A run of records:
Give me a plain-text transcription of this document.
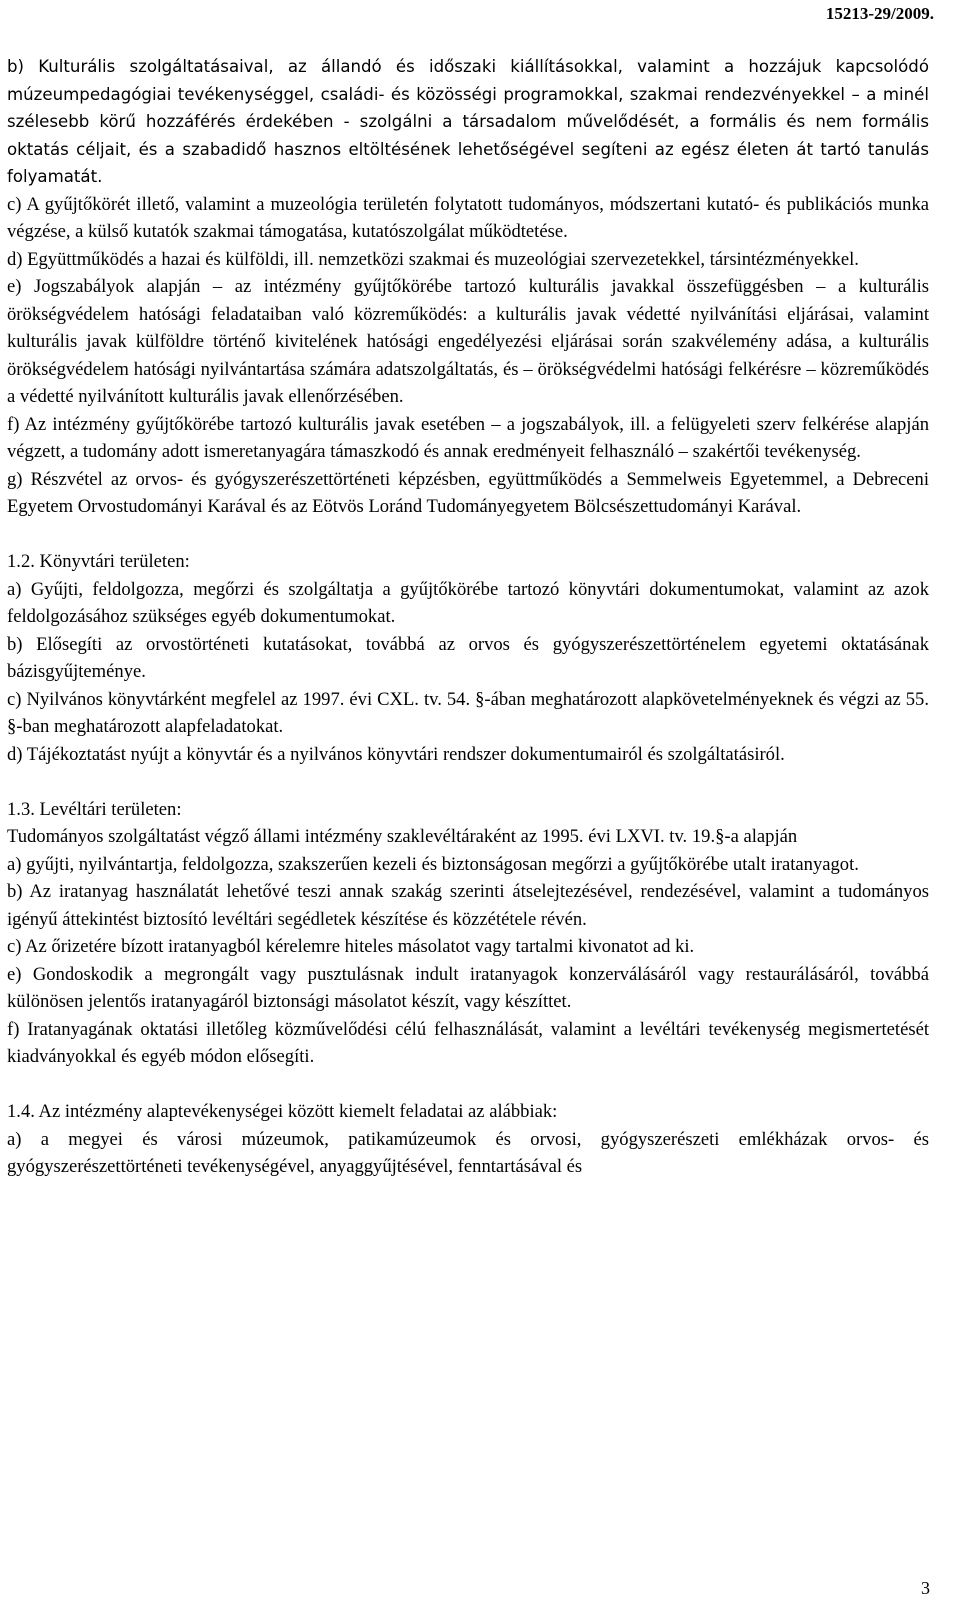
15213-29/2009.

b) Kulturális szolgáltatásaival, az állandó és időszaki kiállításokkal, valamint a hozzájuk kapcsolódó múzeumpedagógiai tevékenységgel, családi- és közösségi programokkal, szakmai rendezvényekkel – a minél szélesebb körű hozzáférés érdekében - szolgálni a társadalom művelődését, a formális és nem formális oktatás céljait, és a szabadidő hasznos eltöltésének lehetőségével segíteni az egész életen át tartó tanulás folyamatát.

c) A gyűjtőkörét illető, valamint a muzeológia területén folytatott tudományos, módszertani kutató- és publikációs munka végzése, a külső kutatók szakmai támogatása, kutatószolgálat működtetése.

d) Együttműködés a hazai és külföldi, ill. nemzetközi szakmai és muzeológiai szervezetekkel, társintézményekkel.

e) Jogszabályok alapján – az intézmény gyűjtőkörébe tartozó kulturális javakkal összefüggésben – a kulturális örökségvédelem hatósági feladataiban való közreműködés: a kulturális javak védetté nyilvánítási eljárásai, valamint kulturális javak külföldre történő kivitelének hatósági engedélyezési eljárásai során szakvélemény adása, a kulturális örökségvédelem hatósági nyilvántartása számára adatszolgáltatás, és – örökségvédelmi hatósági felkérésre – közreműködés a védetté nyilvánított kulturális javak ellenőrzésében.

f) Az intézmény gyűjtőkörébe tartozó kulturális javak esetében – a jogszabályok, ill. a felügyeleti szerv felkérése alapján végzett, a tudomány adott ismeretanyagára támaszkodó és annak eredményeit felhasználó – szakértői tevékenység.

g) Részvétel az orvos- és gyógyszerészettörténeti képzésben, együttműködés a Semmelweis Egyetemmel, a Debreceni Egyetem Orvostudományi Karával és az Eötvös Loránd Tudományegyetem Bölcsészettudományi Karával.

1.2. Könyvtári területen:

a) Gyűjti, feldolgozza, megőrzi és szolgáltatja a gyűjtőkörébe tartozó könyvtári dokumentumokat, valamint az azok feldolgozásához szükséges egyéb dokumentumokat.

b) Elősegíti az orvostörténeti kutatásokat, továbbá az orvos és gyógyszerészettörténelem egyetemi oktatásának bázisgyűjteménye.

c) Nyilvános könyvtárként megfelel az 1997. évi CXL. tv. 54. §-ában meghatározott alapkövetelményeknek és végzi az 55. §-ban meghatározott alapfeladatokat.

d) Tájékoztatást nyújt a könyvtár és a nyilvános könyvtári rendszer dokumentumairól és szolgáltatásiról.

1.3. Levéltári területen:

Tudományos szolgáltatást végző állami intézmény szaklevéltáraként az 1995. évi LXVI. tv. 19.§-a alapján

a) gyűjti, nyilvántartja, feldolgozza, szakszerűen kezeli és biztonságosan megőrzi a gyűjtőkörébe utalt iratanyagot.

b) Az iratanyag használatát lehetővé teszi annak szakág szerinti átselejtezésével, rendezésével, valamint a tudományos igényű áttekintést biztosító levéltári segédletek készítése és közzététele révén.

c) Az őrizetére bízott iratanyagból kérelemre hiteles másolatot vagy tartalmi kivonatot ad ki.

e) Gondoskodik a megrongált vagy pusztulásnak indult iratanyagok konzerválásáról vagy restaurálásáról, továbbá különösen jelentős iratanyagáról biztonsági másolatot készít, vagy készíttet.

f) Iratanyagának oktatási illetőleg közművelődési célú felhasználását, valamint a levéltári tevékenység megismertetését kiadványokkal és egyéb módon elősegíti.

1.4. Az intézmény alaptevékenységei között kiemelt feladatai az alábbiak:

a) a megyei és városi múzeumok, patikamúzeumok és orvosi, gyógyszerészeti emlékházak orvos- és gyógyszerészettörténeti tevékenységével, anyaggyűjtésével, fenntartásával és

3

### Problem
Pick out and copy the lines of the entries that hold the string "feldolgozza".

### Output for this exercise
a) Gyűjti, feldolgozza, megőrzi és szolgáltatja a gyűjtőkörébe tartozó könyvtári dokumentumokat, valamint az azok feldolgozásához szükséges egyéb dokumentumokat.
a) gyűjti, nyilvántartja, feldolgozza, szakszerűen kezeli és biztonságosan megőrzi a gyűjtőkörébe utalt iratanyagot.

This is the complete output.